** begin DATA IN THIS EXERCISE **

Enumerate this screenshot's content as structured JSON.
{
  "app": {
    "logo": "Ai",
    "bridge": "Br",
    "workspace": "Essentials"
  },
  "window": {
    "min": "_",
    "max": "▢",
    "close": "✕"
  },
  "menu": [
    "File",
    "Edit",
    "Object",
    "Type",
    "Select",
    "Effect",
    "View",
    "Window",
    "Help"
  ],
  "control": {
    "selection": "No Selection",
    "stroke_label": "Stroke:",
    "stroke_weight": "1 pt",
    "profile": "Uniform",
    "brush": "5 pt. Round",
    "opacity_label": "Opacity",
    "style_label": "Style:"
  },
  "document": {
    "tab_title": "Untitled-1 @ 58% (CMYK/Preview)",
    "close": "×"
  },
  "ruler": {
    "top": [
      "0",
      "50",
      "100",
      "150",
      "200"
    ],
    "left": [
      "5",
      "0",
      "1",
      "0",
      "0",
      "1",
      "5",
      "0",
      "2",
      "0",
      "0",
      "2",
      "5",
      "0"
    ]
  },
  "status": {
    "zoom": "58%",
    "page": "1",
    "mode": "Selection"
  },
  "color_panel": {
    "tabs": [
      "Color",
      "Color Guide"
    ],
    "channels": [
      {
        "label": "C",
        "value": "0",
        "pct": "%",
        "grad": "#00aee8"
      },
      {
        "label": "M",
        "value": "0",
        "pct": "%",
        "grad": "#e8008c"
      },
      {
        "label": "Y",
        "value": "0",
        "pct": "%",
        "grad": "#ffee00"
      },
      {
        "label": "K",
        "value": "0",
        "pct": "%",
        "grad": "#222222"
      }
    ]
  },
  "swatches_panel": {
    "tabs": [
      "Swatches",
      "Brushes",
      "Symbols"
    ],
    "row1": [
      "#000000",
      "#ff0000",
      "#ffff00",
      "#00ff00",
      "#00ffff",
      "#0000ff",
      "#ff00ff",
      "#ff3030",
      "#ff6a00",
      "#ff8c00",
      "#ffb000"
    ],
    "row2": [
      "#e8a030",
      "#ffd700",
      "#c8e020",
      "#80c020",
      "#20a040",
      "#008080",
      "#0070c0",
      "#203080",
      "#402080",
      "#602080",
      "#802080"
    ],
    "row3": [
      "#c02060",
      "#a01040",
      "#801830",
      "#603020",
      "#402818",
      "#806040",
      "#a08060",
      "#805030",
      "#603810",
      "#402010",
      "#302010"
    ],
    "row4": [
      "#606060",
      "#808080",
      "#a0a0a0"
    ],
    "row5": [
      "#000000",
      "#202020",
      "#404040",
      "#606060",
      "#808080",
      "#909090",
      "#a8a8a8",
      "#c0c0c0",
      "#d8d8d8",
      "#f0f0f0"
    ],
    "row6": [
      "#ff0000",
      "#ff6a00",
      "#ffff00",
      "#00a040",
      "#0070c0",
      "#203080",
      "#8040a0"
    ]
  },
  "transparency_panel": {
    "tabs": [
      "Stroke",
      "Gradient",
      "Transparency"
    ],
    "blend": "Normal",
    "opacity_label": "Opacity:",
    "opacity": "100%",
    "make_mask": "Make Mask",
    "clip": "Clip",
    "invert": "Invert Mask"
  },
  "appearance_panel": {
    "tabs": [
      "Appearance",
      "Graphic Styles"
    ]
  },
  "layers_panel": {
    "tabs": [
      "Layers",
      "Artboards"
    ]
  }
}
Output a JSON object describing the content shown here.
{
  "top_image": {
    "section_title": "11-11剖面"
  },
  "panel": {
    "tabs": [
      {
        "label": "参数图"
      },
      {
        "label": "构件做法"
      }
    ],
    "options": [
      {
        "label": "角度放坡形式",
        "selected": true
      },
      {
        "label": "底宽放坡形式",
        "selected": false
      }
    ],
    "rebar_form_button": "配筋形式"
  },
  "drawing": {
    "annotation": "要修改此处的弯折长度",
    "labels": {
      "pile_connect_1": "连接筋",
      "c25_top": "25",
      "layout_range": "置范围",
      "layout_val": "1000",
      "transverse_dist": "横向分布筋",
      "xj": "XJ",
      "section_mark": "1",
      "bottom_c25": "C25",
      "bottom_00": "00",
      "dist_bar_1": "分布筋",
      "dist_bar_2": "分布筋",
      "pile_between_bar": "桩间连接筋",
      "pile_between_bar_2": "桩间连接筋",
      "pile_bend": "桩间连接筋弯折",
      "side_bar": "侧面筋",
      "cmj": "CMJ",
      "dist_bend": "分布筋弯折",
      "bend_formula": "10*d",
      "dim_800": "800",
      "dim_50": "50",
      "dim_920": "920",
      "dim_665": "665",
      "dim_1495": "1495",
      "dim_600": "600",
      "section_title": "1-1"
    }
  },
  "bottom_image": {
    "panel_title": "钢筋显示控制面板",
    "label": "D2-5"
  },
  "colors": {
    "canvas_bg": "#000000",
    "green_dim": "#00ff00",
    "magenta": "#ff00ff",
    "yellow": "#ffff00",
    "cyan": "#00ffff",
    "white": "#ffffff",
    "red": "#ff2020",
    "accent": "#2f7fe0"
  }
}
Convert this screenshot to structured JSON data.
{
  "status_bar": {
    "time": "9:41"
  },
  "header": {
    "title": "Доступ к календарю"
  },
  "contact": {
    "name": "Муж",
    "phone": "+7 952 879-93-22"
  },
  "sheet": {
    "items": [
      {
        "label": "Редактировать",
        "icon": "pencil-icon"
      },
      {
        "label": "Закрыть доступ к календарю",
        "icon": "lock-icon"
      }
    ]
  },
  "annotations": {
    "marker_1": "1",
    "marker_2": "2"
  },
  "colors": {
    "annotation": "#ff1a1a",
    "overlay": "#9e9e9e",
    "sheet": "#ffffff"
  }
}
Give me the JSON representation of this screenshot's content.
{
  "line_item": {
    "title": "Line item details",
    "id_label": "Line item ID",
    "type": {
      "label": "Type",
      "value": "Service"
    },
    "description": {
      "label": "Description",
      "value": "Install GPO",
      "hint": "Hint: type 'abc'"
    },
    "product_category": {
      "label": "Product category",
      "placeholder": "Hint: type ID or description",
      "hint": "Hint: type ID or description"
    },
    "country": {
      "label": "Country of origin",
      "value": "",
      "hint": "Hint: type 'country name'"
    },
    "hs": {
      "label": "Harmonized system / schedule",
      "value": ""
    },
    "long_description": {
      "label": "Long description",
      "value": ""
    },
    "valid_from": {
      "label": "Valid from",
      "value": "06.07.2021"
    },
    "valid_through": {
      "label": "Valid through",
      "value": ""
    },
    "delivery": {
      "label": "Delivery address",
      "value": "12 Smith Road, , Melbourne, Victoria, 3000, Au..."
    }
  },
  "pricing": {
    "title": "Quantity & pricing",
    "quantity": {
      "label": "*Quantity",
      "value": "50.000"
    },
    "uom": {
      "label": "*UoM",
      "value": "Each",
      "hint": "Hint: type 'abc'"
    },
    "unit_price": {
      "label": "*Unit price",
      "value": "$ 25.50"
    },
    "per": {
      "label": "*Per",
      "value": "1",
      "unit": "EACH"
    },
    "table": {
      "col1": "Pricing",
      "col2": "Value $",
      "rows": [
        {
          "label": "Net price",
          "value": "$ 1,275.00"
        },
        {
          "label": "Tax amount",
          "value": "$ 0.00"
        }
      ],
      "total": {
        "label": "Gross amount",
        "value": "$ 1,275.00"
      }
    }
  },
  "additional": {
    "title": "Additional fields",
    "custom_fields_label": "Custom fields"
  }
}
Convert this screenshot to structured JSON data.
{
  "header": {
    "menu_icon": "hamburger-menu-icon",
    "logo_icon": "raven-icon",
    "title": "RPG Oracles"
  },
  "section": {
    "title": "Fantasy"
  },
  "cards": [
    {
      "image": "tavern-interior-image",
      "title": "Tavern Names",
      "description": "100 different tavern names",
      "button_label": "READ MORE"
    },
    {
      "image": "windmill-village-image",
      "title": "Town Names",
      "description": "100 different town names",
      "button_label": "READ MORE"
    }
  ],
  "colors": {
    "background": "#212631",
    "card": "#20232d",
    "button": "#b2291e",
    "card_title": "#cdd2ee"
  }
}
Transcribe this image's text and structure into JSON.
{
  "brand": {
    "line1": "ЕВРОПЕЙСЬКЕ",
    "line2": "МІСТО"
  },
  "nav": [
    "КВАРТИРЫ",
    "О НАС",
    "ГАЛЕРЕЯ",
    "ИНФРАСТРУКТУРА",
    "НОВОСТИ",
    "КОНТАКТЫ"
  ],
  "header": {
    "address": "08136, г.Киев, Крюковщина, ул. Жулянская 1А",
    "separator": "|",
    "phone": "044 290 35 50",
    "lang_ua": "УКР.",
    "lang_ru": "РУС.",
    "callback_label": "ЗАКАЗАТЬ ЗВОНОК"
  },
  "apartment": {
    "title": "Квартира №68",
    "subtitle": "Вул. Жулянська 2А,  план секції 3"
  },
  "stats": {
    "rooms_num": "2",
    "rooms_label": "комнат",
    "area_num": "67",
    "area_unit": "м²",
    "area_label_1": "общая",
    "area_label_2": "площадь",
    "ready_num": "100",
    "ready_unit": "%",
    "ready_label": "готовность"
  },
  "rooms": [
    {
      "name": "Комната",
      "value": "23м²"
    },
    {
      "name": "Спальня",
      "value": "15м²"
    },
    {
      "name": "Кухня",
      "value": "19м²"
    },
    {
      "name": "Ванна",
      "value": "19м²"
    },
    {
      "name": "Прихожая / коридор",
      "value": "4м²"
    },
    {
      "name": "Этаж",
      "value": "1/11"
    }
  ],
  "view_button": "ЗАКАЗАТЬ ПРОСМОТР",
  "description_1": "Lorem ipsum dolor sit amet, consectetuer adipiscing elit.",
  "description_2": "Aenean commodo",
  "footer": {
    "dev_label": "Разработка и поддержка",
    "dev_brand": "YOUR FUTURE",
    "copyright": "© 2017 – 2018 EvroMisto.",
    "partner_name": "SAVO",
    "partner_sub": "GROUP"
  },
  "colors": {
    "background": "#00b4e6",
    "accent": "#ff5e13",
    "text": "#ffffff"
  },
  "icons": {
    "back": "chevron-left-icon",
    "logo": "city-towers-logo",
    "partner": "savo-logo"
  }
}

** end DATA IN THIS EXERCISE **

[PROMPT]: Reply with nothing except the number of lines in the listing above that include "fields".

[FINISHED TASK]: 2